▸ **TASK BRIEF**
Write out the whole listing again, exactly as given.

▸ **Stored items from a collection**
— Begin —

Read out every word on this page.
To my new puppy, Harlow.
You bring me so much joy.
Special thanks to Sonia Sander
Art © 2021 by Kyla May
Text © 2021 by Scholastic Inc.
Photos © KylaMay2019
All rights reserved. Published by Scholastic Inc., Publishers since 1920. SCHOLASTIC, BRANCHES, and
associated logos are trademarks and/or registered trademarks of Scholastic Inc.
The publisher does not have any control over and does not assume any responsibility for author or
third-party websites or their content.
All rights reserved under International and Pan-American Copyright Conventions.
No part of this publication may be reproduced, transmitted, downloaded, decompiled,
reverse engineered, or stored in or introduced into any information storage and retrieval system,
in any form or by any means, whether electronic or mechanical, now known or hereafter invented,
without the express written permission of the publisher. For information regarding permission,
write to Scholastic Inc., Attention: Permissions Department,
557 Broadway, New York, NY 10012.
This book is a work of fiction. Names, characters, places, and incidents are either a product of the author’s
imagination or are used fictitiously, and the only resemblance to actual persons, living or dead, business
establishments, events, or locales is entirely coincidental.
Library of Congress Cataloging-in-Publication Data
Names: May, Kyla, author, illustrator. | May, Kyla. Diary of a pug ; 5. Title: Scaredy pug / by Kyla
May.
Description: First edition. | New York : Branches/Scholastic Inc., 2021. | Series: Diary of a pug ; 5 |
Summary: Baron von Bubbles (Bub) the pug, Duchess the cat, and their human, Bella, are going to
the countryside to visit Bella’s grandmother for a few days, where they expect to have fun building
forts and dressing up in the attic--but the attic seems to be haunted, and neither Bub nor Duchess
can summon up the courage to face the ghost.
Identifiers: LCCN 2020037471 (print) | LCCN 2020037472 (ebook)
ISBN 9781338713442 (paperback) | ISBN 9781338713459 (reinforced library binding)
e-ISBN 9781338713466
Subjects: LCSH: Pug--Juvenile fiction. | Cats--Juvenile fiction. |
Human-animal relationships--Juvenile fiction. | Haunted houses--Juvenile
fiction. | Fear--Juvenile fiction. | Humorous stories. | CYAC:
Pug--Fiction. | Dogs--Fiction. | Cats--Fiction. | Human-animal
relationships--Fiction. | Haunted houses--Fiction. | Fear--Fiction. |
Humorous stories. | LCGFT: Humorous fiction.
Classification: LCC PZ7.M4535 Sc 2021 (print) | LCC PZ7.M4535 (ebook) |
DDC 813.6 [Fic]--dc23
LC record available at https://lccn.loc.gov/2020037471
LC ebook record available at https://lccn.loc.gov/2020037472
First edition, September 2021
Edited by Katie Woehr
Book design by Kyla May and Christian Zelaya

— End —

▸ **WORKED ANSWER**
Read out every word on this page.
To my new puppy, Harlow.
You bring me so much joy.
Special thanks to Sonia Sander
Art © 2021 by Kyla May
Text © 2021 by Scholastic Inc.
Photos © KylaMay2019
All rights reserved. Published by Scholastic Inc., Publishers since 1920. SCHOLASTIC, BRANCHES, and
associated logos are trademarks and/or registered trademarks of Scholastic Inc.
The publisher does not have any control over and does not assume any responsibility for author or
third-party websites or their content.
All rights reserved under International and Pan-American Copyright Conventions.
No part of this publication may be reproduced, transmitted, downloaded, decompiled,
reverse engineered, or stored in or introduced into any information storage and retrieval system,
in any form or by any means, whether electronic or mechanical, now known or hereafter invented,
without the express written permission of the publisher. For information regarding permission,
write to Scholastic Inc., Attention: Permissions Department,
557 Broadway, New York, NY 10012.
This book is a work of fiction. Names, characters, places, and incidents are either a product of the author’s
imagination or are used fictitiously, and the only resemblance to actual persons, living or dead, business
establishments, events, or locales is entirely coincidental.
Library of Congress Cataloging-in-Publication Data
Names: May, Kyla, author, illustrator. | May, Kyla. Diary of a pug ; 5. Title: Scaredy pug / by Kyla
May.
Description: First edition. | New York : Branches/Scholastic Inc., 2021. | Series: Diary of a pug ; 5 |
Summary: Baron von Bubbles (Bub) the pug, Duchess the cat, and their human, Bella, are going to
the countryside to visit Bella’s grandmother for a few days, where they expect to have fun building
forts and dressing up in the attic--but the attic seems to be haunted, and neither Bub nor Duchess
can summon up the courage to face the ghost.
Identifiers: LCCN 2020037471 (print) | LCCN 2020037472 (ebook)
ISBN 9781338713442 (paperback) | ISBN 9781338713459 (reinforced library binding)
e-ISBN 9781338713466
Subjects: LCSH: Pug--Juvenile fiction. | Cats--Juvenile fiction. |
Human-animal relationships--Juvenile fiction. | Haunted houses--Juvenile
fiction. | Fear--Juvenile fiction. | Humorous stories. | CYAC:
Pug--Fiction. | Dogs--Fiction. | Cats--Fiction. | Human-animal
relationships--Fiction. | Haunted houses--Fiction. | Fear--Fiction. |
Humorous stories. | LCGFT: Humorous fiction.
Classification: LCC PZ7.M4535 Sc 2021 (print) | LCC PZ7.M4535 (ebook) |
DDC 813.6 [Fic]--dc23
LC record available at https://lccn.loc.gov/2020037471
LC ebook record available at https://lccn.loc.gov/2020037472
First edition, September 2021
Edited by Katie Woehr
Book design by Kyla May and Christian Zelaya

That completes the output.